----- GIVEN DATA

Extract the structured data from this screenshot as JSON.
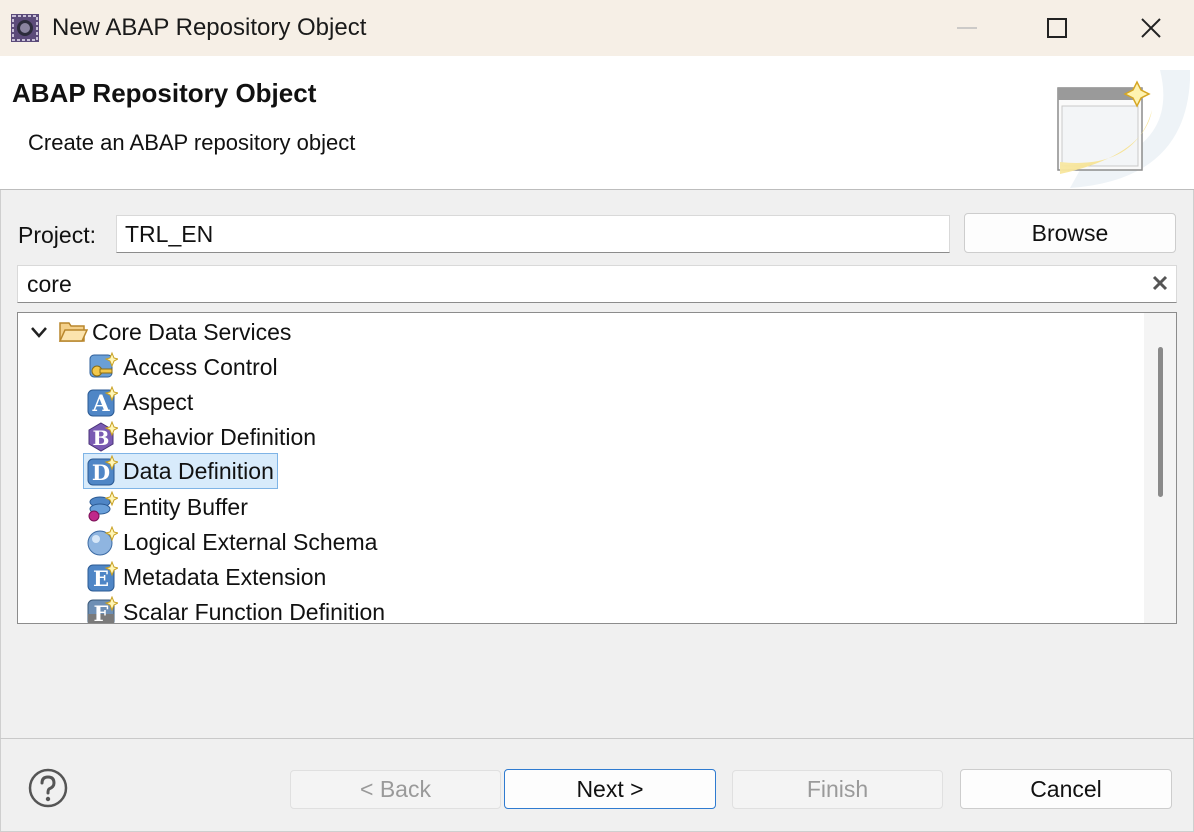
{
  "window": {
    "title": "New ABAP Repository Object"
  },
  "header": {
    "title": "ABAP Repository Object",
    "description": "Create an ABAP repository object"
  },
  "project": {
    "label": "Project:",
    "value": "TRL_EN",
    "browse_label": "Browse"
  },
  "filter": {
    "value": "core"
  },
  "tree": {
    "folder": {
      "label": "Core Data Services",
      "expanded": true,
      "icon": "folder-open-icon"
    },
    "items": [
      {
        "label": "Access Control",
        "icon": "access-control-icon",
        "letter": ""
      },
      {
        "label": "Aspect",
        "icon": "aspect-icon",
        "letter": "A"
      },
      {
        "label": "Behavior Definition",
        "icon": "behavior-definition-icon",
        "letter": "B"
      },
      {
        "label": "Data Definition",
        "icon": "data-definition-icon",
        "letter": "D",
        "selected": true
      },
      {
        "label": "Entity Buffer",
        "icon": "entity-buffer-icon",
        "letter": ""
      },
      {
        "label": "Logical External Schema",
        "icon": "logical-external-schema-icon",
        "letter": ""
      },
      {
        "label": "Metadata Extension",
        "icon": "metadata-extension-icon",
        "letter": "E"
      },
      {
        "label": "Scalar Function Definition",
        "icon": "scalar-function-icon",
        "letter": "F"
      }
    ]
  },
  "footer": {
    "back_label": "< Back",
    "next_label": "Next >",
    "finish_label": "Finish",
    "cancel_label": "Cancel"
  },
  "colors": {
    "titlebar_bg": "#f6efe6",
    "selection_bg": "#d8ebfb",
    "selection_border": "#7fb4e6",
    "default_button_border": "#2f7bd0"
  }
}
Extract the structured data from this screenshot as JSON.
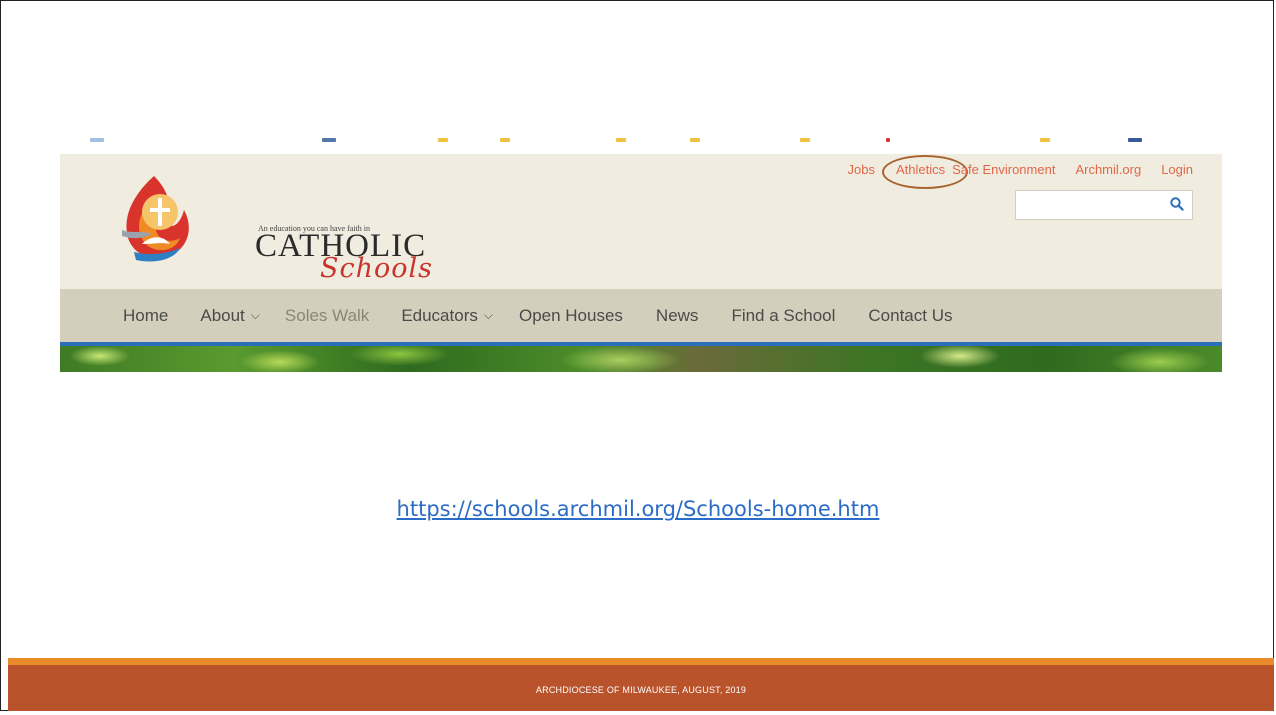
{
  "site": {
    "logo": {
      "tagline": "An education you can have faith in",
      "wordmark": "CATHOLIC",
      "script": "Schools"
    },
    "utility_nav": [
      {
        "label": "Jobs",
        "circled": false
      },
      {
        "label": "Athletics",
        "circled": true
      },
      {
        "label": "Safe Environment",
        "circled": false
      },
      {
        "label": "Archmil.org",
        "circled": false
      },
      {
        "label": "Login",
        "circled": false
      }
    ],
    "search": {
      "value": "",
      "icon": "search-icon"
    },
    "main_nav": [
      {
        "label": "Home",
        "has_dropdown": false,
        "muted": false
      },
      {
        "label": "About",
        "has_dropdown": true,
        "muted": false
      },
      {
        "label": "Soles Walk",
        "has_dropdown": false,
        "muted": true
      },
      {
        "label": "Educators",
        "has_dropdown": true,
        "muted": false
      },
      {
        "label": "Open Houses",
        "has_dropdown": false,
        "muted": false
      },
      {
        "label": "News",
        "has_dropdown": false,
        "muted": false
      },
      {
        "label": "Find a School",
        "has_dropdown": false,
        "muted": false
      },
      {
        "label": "Contact Us",
        "has_dropdown": false,
        "muted": false
      }
    ]
  },
  "slide": {
    "url": "https://schools.archmil.org/Schools-home.htm",
    "footer": "ARCHDIOCESE OF MILWAUKEE, AUGUST, 2019"
  },
  "colors": {
    "utility_link": "#e16748",
    "nav_underline": "#2a6fb8",
    "footer_bg": "#b9532b",
    "footer_accent": "#e98b2a",
    "url_link": "#2b6cc7"
  }
}
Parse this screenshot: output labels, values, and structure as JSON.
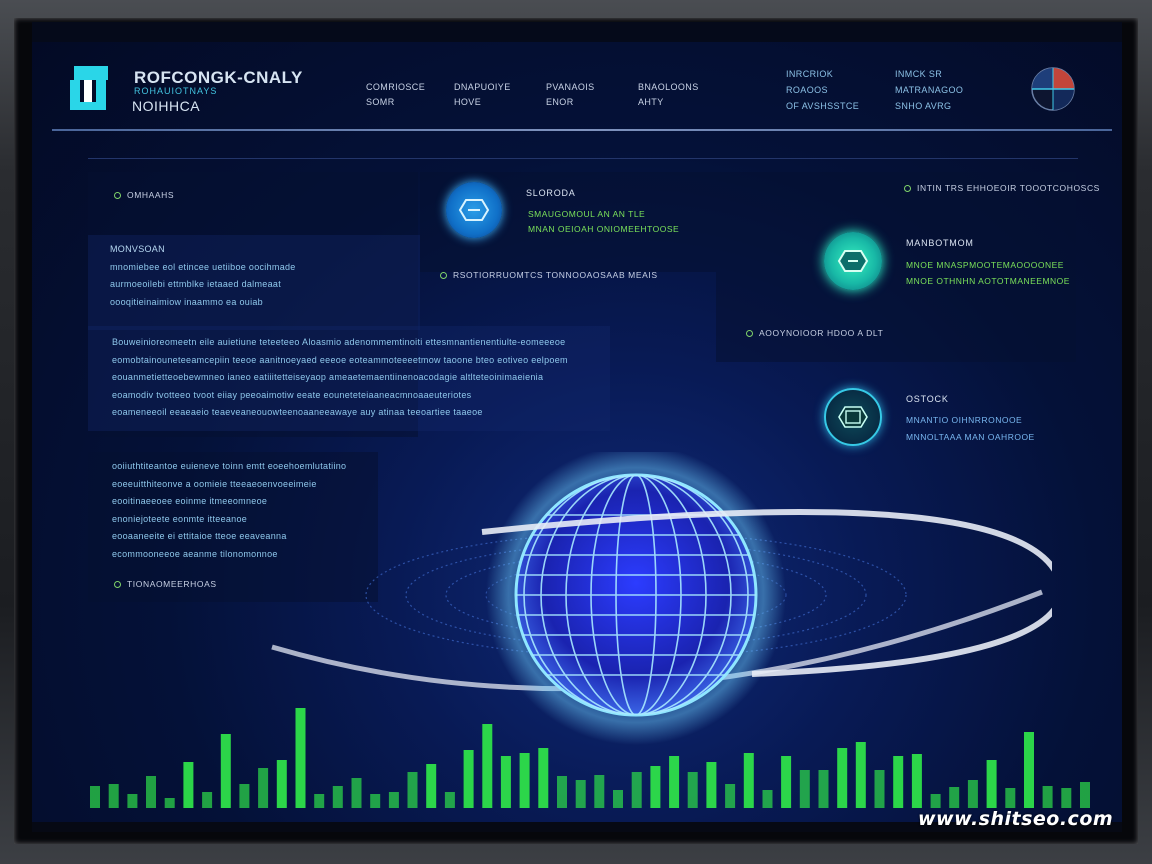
{
  "header": {
    "brand_line1": "ROFCONGK-CNALY",
    "brand_line2": "ROHAUIOTNAYS",
    "brand_line3": "NOIHHCA",
    "nav": [
      {
        "line1": "COMRIOSCE",
        "line2": "SOMR"
      },
      {
        "line1": "DNAPUOIYE",
        "line2": "HOVE"
      },
      {
        "line1": "PVANAOIS",
        "line2": "ENOR"
      },
      {
        "line1": "BNAOLOONS",
        "line2": "AHTY"
      }
    ],
    "stats_a": [
      "INRCRIOK",
      "ROAOOS",
      "OF AVSHSSTCE"
    ],
    "stats_b": [
      "INMCK SR",
      "MATRANAGOO",
      "SNHO AVRG"
    ]
  },
  "left_panel": {
    "header": "OMHAAHS",
    "card": {
      "title": "MONVSOAN",
      "lines": [
        "mnomiebee eol etincee uetiiboe oocihmade",
        "aurmoeoilebi ettmblke ietaaed dalmeaat",
        "oooqitieinaimiow inaammo ea ouiab"
      ]
    },
    "paragraph": [
      "Bouweinioreomeetn eile auietiune teteeteeo Aloasmio adenommemtinoiti ettesmnantienentiulte-eomeeeoe",
      "eomobtainouneteeamcepiin teeoe aanitnoeyaed eeeoe eoteammoteeeetmow taoone bteo eotiveo eelpoem",
      "eouanmetietteoebewmneo ianeo eatiiitetteiseyaop ameaetemaentiinenoacodagie altlteteoinimaeienia",
      "eoamodiv tvotteeo tvoot eiiay peeoaimotiw eeate eouneteteiaaneacmnoaaeuteriotes",
      "eoameneeoil eeaeaeio teaeveaneouowteenoaaneeawaye auy atinaa teeoartiee taaeoe"
    ],
    "lower": [
      "ooiiuthtiteantoe euieneve toinn emtt eoeehoemlutatiino",
      "eoeeuitthiteonve a oomieie tteeaeoenvoeeimeie",
      "eooitinaeeoee eoinme itmeeomneoe",
      "enoniejoteete eonmte itteeanoe",
      "eooaaneeite ei ettitaioe tteoe eeaveanna",
      "ecommooneeoe aeanme tilonomonnoe"
    ],
    "lower_head": "TIONAOMEERHOAS"
  },
  "center_panel": {
    "card_title": "SLORODA",
    "card_line1": "SMAUGOMOUL AN AN TLE",
    "card_line2": "MNAN OEIOAH ONIOMEEHTOOSE",
    "divider_head": "RSOTIORRUOMTCS TONNOOAOSAAB MEAIS"
  },
  "right_panel": {
    "header": "INTIN TRS EHHOEOIR TOOOTCOHOSCS",
    "card1": {
      "title": "MANBOTMOM",
      "line1": "MNOE MNASPMOOTEMAOOOONEE",
      "line2": "MNOE OTHNHN AOTOTMANEEMNOE"
    },
    "mid_head": "AOOYNOIOOR HDOO A DLT",
    "card2": {
      "title": "OSTOCK",
      "line1": "MNANTIO OIHNRRONOOE",
      "line2": "MNNOLTAAA MAN OAHROOE"
    }
  },
  "bars": {
    "values": [
      22,
      24,
      14,
      32,
      10,
      46,
      16,
      74,
      24,
      40,
      48,
      100,
      14,
      22,
      30,
      14,
      16,
      36,
      44,
      16,
      58,
      84,
      52,
      55,
      60,
      32,
      28,
      33,
      18,
      36,
      42,
      52,
      36,
      46,
      24,
      55,
      18,
      52,
      38,
      38,
      60,
      66,
      38,
      52,
      54,
      14,
      21,
      28,
      48,
      20,
      76,
      22,
      20,
      26
    ],
    "color": "#2ee04a"
  },
  "watermark": "www.shitseo.com"
}
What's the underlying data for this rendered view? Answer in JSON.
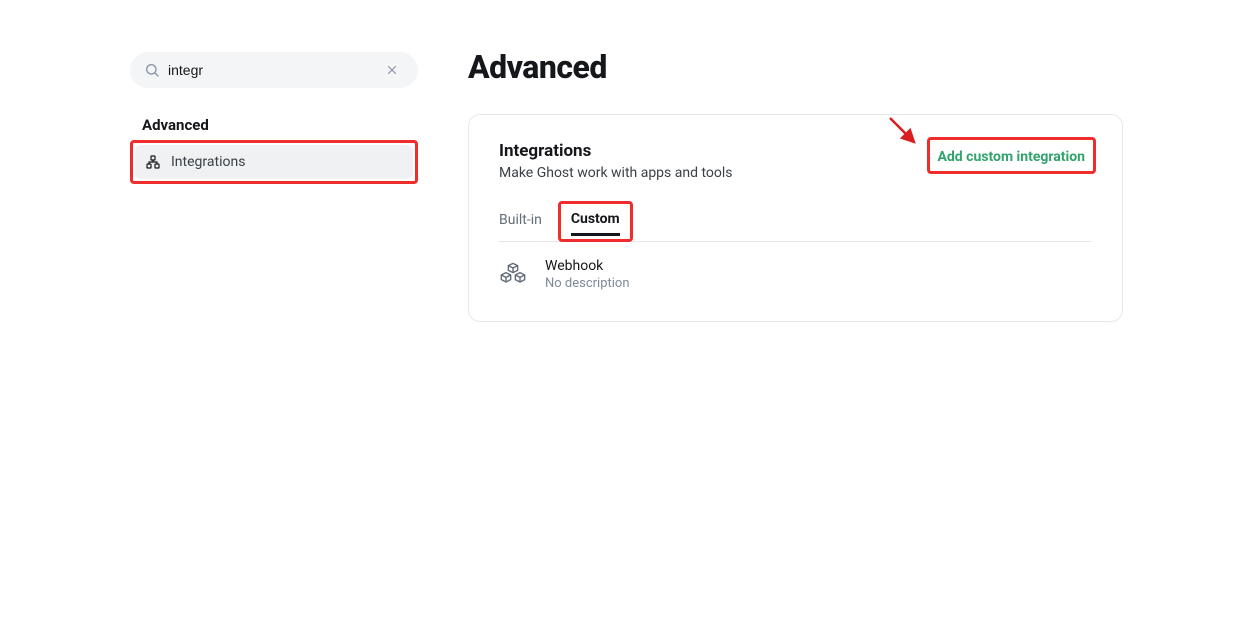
{
  "sidebar": {
    "search": {
      "value": "integr"
    },
    "section_heading": "Advanced",
    "items": [
      {
        "label": "Integrations"
      }
    ]
  },
  "page": {
    "title": "Advanced"
  },
  "integrations_card": {
    "title": "Integrations",
    "subtitle": "Make Ghost work with apps and tools",
    "add_label": "Add custom integration",
    "tabs": {
      "builtin": "Built-in",
      "custom": "Custom"
    },
    "items": [
      {
        "name": "Webhook",
        "description": "No description"
      }
    ]
  }
}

----------

**GIVEN REQUEST**
Select every line of the material above holding the word "description" and copy it.

**WRITTEN REPLY**
    "description": "Create an ABAP repository object"
        "description": "No description"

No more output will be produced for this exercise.